Stopping the Brussels Effect: Big Tech and Brazil's Digital Markets Bill
Megan Kirkwood / Jun 17, 2024The Digital Markets Act (DMA), though favorably endorsed by many in Brussels, has its fair share of critics. Critics, however, are not united in their view of the problems of the DMA. On one side, there are critics who argue the DMA does not go far enough. Cristina Caffarra writes for Tech Policy Press that the DMA is “mostly competition on the platform, not competition to the platform. It’s not worthless, but let’s be clear that digital giants are not being disassembled here – it’s about creating competition to the services they offer.” Her argument is that expectations about what the DMA may achieve should be managed. In a previous article, I also argued that there is reason to worry that the DMA may end up further reinforcing the power of gatekeepers. Though they may be forced to open their ecosystems, gatekeepers are largely left in control of potential new industry competitors.
On the other side, critics argue that the DMA, or laws being drafted inspired by the DMA, are detrimental to innovation and are ineffective in promoting competition. Those critics often argue that existing anticompetition law suffices in addressing competition in digital markets and that over-regulation will merely scare off entrepreneurs. Google recently posted a blog warning that DMA rules hurt small businesses in an attempt to spook countries considering similar rules. On May 7, 2024, Charles McConnell reported for Global Competition Review that several Big Tech companies are attempting to dissuade Brazil from implementing the proposed Digital Markets Law Bill (PL 2768/2022), which is in large part inspired by the DMA.
Brazil’s bill is an ex-ante regulation, subjecting companies deemed as having “crucial access control power” to a variety of rules and obligations. Similar to the DMA’s conceptualization of gatekeepers, companies with “crucial access control power” can be online intermediation services, search engines, social networks, video sharing platforms, interpersonal communication services, operating systems, cloud computing services, and online advertising services with significant economic size. Though largely inspired by the DMA, legislation that is intended to complement anticompetition law, Brazil’s bill is intended to complement telecommunications legislation and is proposed to be enforced by Brazil’s National Telecommunications Agency (ANATEL).

» **Supplied information**:
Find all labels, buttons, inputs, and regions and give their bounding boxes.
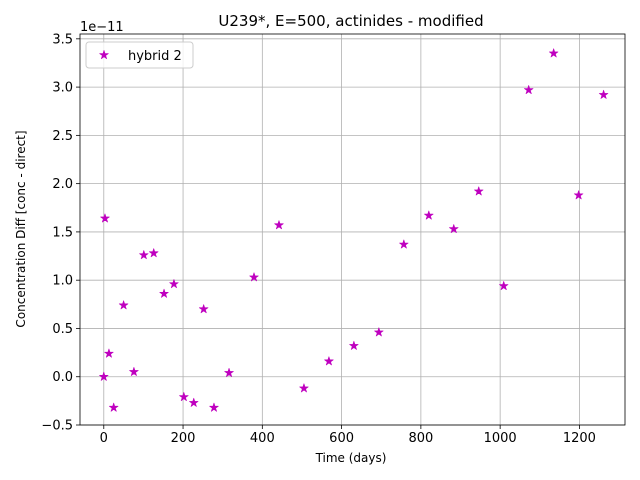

» **Exercise requirements**:
According to the Brazil bill article, which agency is proposed to enforce Brazil's Digital Markets Law Bill? Answer only from the Brazil bill article.

» **Final result**:
Brazil's National Telecommunications Agency (ANATEL).